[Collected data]
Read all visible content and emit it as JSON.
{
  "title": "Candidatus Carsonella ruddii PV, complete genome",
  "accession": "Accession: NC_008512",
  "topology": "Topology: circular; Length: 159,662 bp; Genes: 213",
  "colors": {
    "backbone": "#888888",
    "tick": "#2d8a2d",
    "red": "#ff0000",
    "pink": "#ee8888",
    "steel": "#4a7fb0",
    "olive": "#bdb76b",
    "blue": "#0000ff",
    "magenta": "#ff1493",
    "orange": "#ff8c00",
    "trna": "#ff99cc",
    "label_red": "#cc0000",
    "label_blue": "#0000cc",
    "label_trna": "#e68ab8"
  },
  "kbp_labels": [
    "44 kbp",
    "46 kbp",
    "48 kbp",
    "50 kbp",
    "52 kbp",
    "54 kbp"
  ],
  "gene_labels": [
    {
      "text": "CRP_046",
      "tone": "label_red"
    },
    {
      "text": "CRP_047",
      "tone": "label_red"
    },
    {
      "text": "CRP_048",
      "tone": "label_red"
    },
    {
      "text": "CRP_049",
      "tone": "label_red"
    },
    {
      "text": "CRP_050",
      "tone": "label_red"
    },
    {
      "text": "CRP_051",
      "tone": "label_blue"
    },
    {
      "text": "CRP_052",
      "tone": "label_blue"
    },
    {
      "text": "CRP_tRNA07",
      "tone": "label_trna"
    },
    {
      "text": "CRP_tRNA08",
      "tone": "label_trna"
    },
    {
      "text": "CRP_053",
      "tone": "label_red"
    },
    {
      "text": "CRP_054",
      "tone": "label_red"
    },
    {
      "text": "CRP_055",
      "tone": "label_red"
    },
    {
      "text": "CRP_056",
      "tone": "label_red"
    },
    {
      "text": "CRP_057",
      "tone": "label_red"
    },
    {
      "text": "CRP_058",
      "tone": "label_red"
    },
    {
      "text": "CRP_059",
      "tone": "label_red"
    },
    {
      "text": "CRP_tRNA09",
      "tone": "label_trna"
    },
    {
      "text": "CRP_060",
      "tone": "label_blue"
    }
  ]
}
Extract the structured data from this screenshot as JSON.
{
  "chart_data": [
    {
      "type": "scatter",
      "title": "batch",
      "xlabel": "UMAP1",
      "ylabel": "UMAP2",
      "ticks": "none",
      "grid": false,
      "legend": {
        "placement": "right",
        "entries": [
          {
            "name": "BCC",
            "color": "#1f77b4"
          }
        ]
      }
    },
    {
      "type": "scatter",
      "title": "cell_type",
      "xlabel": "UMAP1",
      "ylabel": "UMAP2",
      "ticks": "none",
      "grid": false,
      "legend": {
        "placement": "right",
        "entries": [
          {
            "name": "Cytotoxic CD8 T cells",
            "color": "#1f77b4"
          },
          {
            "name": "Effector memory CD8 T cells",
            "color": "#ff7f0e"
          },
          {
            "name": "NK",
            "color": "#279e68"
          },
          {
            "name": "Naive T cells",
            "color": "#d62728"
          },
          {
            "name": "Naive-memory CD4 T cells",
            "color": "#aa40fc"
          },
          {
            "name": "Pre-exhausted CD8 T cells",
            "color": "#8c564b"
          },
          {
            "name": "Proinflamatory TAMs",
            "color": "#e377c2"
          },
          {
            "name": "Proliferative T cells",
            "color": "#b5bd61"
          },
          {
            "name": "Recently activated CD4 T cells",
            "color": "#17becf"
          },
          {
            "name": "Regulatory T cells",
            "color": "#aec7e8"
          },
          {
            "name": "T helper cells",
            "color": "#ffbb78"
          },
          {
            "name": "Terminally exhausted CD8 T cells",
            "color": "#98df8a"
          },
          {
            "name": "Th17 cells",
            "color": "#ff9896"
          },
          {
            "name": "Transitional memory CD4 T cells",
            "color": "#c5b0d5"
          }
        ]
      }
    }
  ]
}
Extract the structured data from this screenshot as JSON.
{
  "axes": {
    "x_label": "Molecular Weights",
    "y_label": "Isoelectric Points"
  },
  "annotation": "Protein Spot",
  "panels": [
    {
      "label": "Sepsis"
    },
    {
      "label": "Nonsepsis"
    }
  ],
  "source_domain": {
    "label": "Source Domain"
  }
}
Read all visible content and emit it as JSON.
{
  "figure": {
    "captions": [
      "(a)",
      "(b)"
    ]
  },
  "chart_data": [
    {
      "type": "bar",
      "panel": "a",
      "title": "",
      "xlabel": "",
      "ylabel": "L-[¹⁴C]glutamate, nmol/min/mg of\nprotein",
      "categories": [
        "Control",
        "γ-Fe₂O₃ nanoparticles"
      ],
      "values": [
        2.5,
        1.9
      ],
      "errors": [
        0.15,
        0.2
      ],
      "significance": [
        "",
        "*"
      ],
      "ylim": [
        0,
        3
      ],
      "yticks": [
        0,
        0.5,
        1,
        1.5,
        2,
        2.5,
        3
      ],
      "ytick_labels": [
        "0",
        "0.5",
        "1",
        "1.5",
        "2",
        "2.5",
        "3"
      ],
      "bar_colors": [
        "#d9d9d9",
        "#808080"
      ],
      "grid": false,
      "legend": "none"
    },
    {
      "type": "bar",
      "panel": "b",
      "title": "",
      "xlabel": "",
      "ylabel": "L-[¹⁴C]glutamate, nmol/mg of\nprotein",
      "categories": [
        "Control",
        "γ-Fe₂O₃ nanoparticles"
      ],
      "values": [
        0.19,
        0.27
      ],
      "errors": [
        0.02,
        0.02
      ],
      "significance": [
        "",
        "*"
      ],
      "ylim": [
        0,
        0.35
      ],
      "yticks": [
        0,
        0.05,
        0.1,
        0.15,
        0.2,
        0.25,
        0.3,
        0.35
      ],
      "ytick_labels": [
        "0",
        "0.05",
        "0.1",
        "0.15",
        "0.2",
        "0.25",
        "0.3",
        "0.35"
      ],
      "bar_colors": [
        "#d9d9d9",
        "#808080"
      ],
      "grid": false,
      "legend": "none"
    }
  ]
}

▶ _YOUR INSTRUCTIONS_
Copy all of the data above, character for character.

▶ _SOLUTION_
Read all visible content and emit it as JSON.
{
  "title": "Candidatus Carsonella ruddii PV, complete genome",
  "accession": "Accession: NC_008512",
  "topology": "Topology: circular; Length: 159,662 bp; Genes: 213",
  "colors": {
    "backbone": "#888888",
    "tick": "#2d8a2d",
    "red": "#ff0000",
    "pink": "#ee8888",
    "steel": "#4a7fb0",
    "olive": "#bdb76b",
    "blue": "#0000ff",
    "magenta": "#ff1493",
    "orange": "#ff8c00",
    "trna": "#ff99cc",
    "label_red": "#cc0000",
    "label_blue": "#0000cc",
    "label_trna": "#e68ab8"
  },
  "kbp_labels": [
    "44 kbp",
    "46 kbp",
    "48 kbp",
    "50 kbp",
    "52 kbp",
    "54 kbp"
  ],
  "gene_labels": [
    {
      "text": "CRP_046",
      "tone": "label_red"
    },
    {
      "text": "CRP_047",
      "tone": "label_red"
    },
    {
      "text": "CRP_048",
      "tone": "label_red"
    },
    {
      "text": "CRP_049",
      "tone": "label_red"
    },
    {
      "text": "CRP_050",
      "tone": "label_red"
    },
    {
      "text": "CRP_051",
      "tone": "label_blue"
    },
    {
      "text": "CRP_052",
      "tone": "label_blue"
    },
    {
      "text": "CRP_tRNA07",
      "tone": "label_trna"
    },
    {
      "text": "CRP_tRNA08",
      "tone": "label_trna"
    },
    {
      "text": "CRP_053",
      "tone": "label_red"
    },
    {
      "text": "CRP_054",
      "tone": "label_red"
    },
    {
      "text": "CRP_055",
      "tone": "label_red"
    },
    {
      "text": "CRP_056",
      "tone": "label_red"
    },
    {
      "text": "CRP_057",
      "tone": "label_red"
    },
    {
      "text": "CRP_058",
      "tone": "label_red"
    },
    {
      "text": "CRP_059",
      "tone": "label_red"
    },
    {
      "text": "CRP_tRNA09",
      "tone": "label_trna"
    },
    {
      "text": "CRP_060",
      "tone": "label_blue"
    }
  ]
}
Extract the structured data from this screenshot as JSON.
{
  "chart_data": [
    {
      "type": "scatter",
      "title": "batch",
      "xlabel": "UMAP1",
      "ylabel": "UMAP2",
      "ticks": "none",
      "grid": false,
      "legend": {
        "placement": "right",
        "entries": [
          {
            "name": "BCC",
            "color": "#1f77b4"
          }
        ]
      }
    },
    {
      "type": "scatter",
      "title": "cell_type",
      "xlabel": "UMAP1",
      "ylabel": "UMAP2",
      "ticks": "none",
      "grid": false,
      "legend": {
        "placement": "right",
        "entries": [
          {
            "name": "Cytotoxic CD8 T cells",
            "color": "#1f77b4"
          },
          {
            "name": "Effector memory CD8 T cells",
            "color": "#ff7f0e"
          },
          {
            "name": "NK",
            "color": "#279e68"
          },
          {
            "name": "Naive T cells",
            "color": "#d62728"
          },
          {
            "name": "Naive-memory CD4 T cells",
            "color": "#aa40fc"
          },
          {
            "name": "Pre-exhausted CD8 T cells",
            "color": "#8c564b"
          },
          {
            "name": "Proinflamatory TAMs",
            "color": "#e377c2"
          },
          {
            "name": "Proliferative T cells",
            "color": "#b5bd61"
          },
          {
            "name": "Recently activated CD4 T cells",
            "color": "#17becf"
          },
          {
            "name": "Regulatory T cells",
            "color": "#aec7e8"
          },
          {
            "name": "T helper cells",
            "color": "#ffbb78"
          },
          {
            "name": "Terminally exhausted CD8 T cells",
            "color": "#98df8a"
          },
          {
            "name": "Th17 cells",
            "color": "#ff9896"
          },
          {
            "name": "Transitional memory CD4 T cells",
            "color": "#c5b0d5"
          }
        ]
      }
    }
  ]
}
Extract the structured data from this screenshot as JSON.
{
  "axes": {
    "x_label": "Molecular Weights",
    "y_label": "Isoelectric Points"
  },
  "annotation": "Protein Spot",
  "panels": [
    {
      "label": "Sepsis"
    },
    {
      "label": "Nonsepsis"
    }
  ],
  "source_domain": {
    "label": "Source Domain"
  }
}
Read all visible content and emit it as JSON.
{
  "figure": {
    "captions": [
      "(a)",
      "(b)"
    ]
  },
  "chart_data": [
    {
      "type": "bar",
      "panel": "a",
      "title": "",
      "xlabel": "",
      "ylabel": "L-[¹⁴C]glutamate, nmol/min/mg of\nprotein",
      "categories": [
        "Control",
        "γ-Fe₂O₃ nanoparticles"
      ],
      "values": [
        2.5,
        1.9
      ],
      "errors": [
        0.15,
        0.2
      ],
      "significance": [
        "",
        "*"
      ],
      "ylim": [
        0,
        3
      ],
      "yticks": [
        0,
        0.5,
        1,
        1.5,
        2,
        2.5,
        3
      ],
      "ytick_labels": [
        "0",
        "0.5",
        "1",
        "1.5",
        "2",
        "2.5",
        "3"
      ],
      "bar_colors": [
        "#d9d9d9",
        "#808080"
      ],
      "grid": false,
      "legend": "none"
    },
    {
      "type": "bar",
      "panel": "b",
      "title": "",
      "xlabel": "",
      "ylabel": "L-[¹⁴C]glutamate, nmol/mg of\nprotein",
      "categories": [
        "Control",
        "γ-Fe₂O₃ nanoparticles"
      ],
      "values": [
        0.19,
        0.27
      ],
      "errors": [
        0.02,
        0.02
      ],
      "significance": [
        "",
        "*"
      ],
      "ylim": [
        0,
        0.35
      ],
      "yticks": [
        0,
        0.05,
        0.1,
        0.15,
        0.2,
        0.25,
        0.3,
        0.35
      ],
      "ytick_labels": [
        "0",
        "0.05",
        "0.1",
        "0.15",
        "0.2",
        "0.25",
        "0.3",
        "0.35"
      ],
      "bar_colors": [
        "#d9d9d9",
        "#808080"
      ],
      "grid": false,
      "legend": "none"
    }
  ]
}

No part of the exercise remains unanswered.